• **Task details**
Check each line below for "this" and report how many have it, nothing else.

(Saved entries)
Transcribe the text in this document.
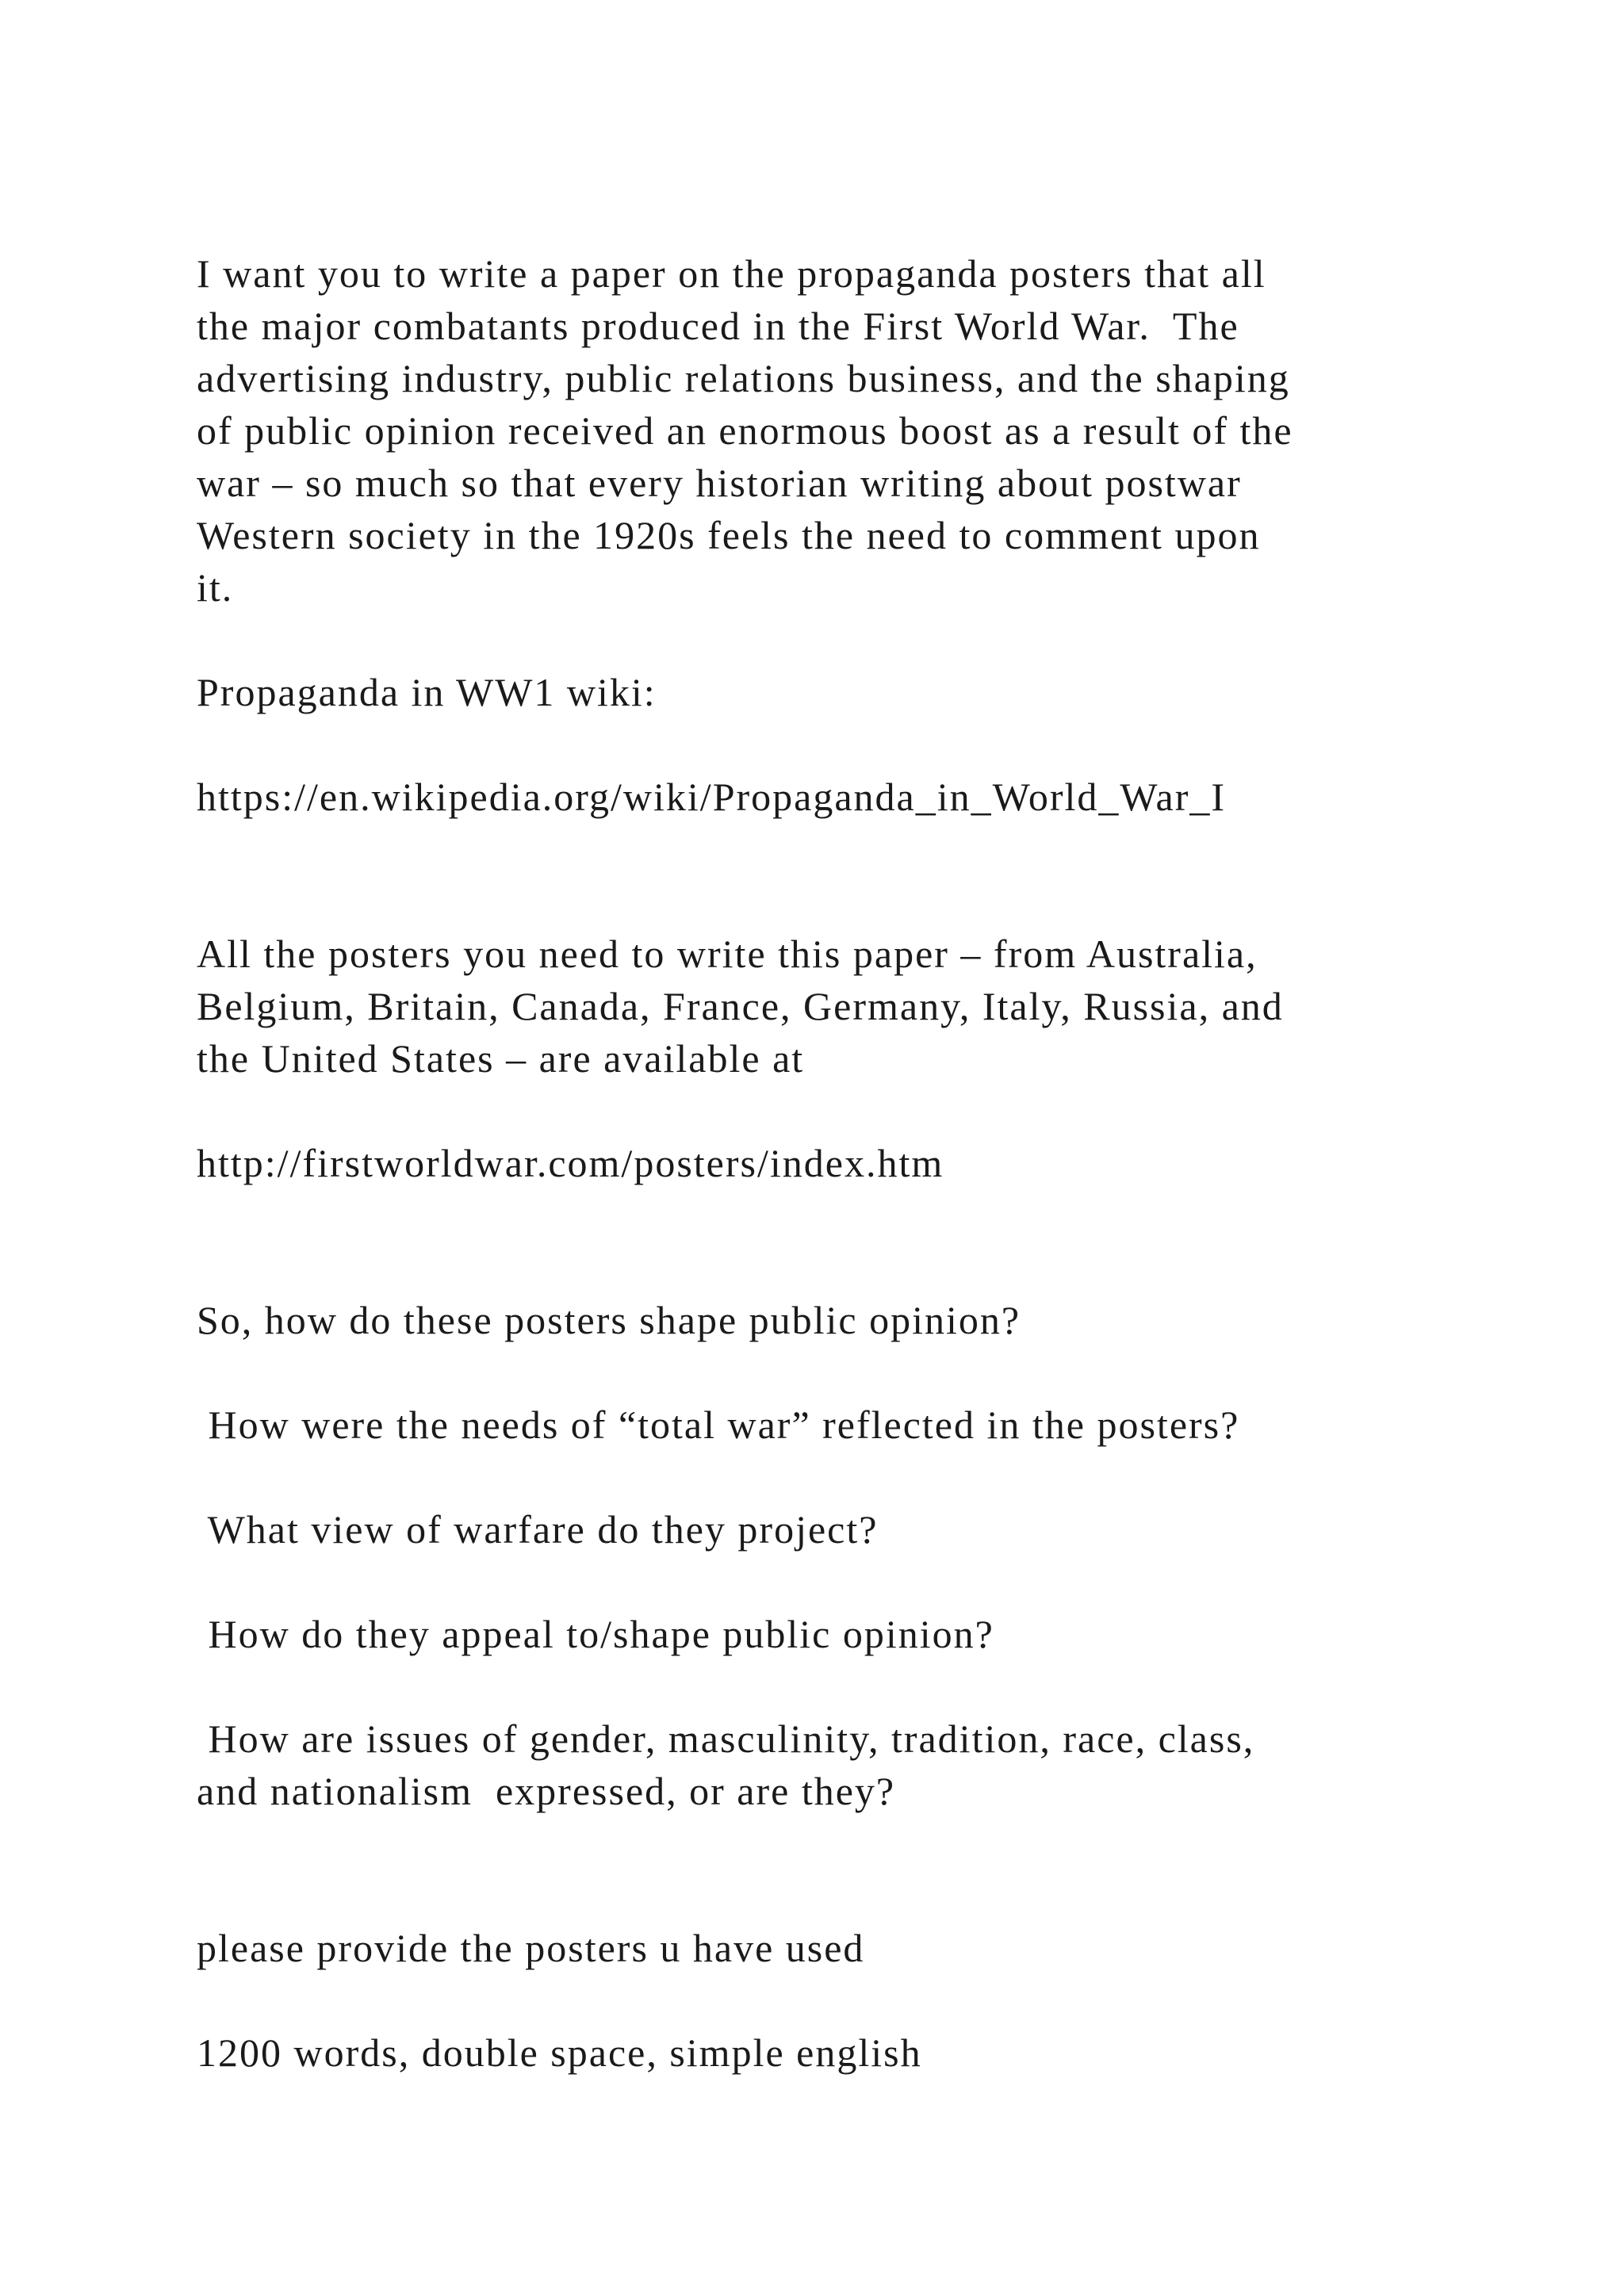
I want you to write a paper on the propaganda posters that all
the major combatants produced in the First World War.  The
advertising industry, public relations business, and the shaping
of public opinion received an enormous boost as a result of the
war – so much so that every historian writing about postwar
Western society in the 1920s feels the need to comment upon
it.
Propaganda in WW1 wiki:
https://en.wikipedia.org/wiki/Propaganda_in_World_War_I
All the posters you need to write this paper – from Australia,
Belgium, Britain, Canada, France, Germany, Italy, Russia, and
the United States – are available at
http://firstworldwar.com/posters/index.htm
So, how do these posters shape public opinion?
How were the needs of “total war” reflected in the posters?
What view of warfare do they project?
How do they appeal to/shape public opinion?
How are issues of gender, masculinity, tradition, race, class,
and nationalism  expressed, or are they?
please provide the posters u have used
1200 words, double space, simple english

• **The reply**
2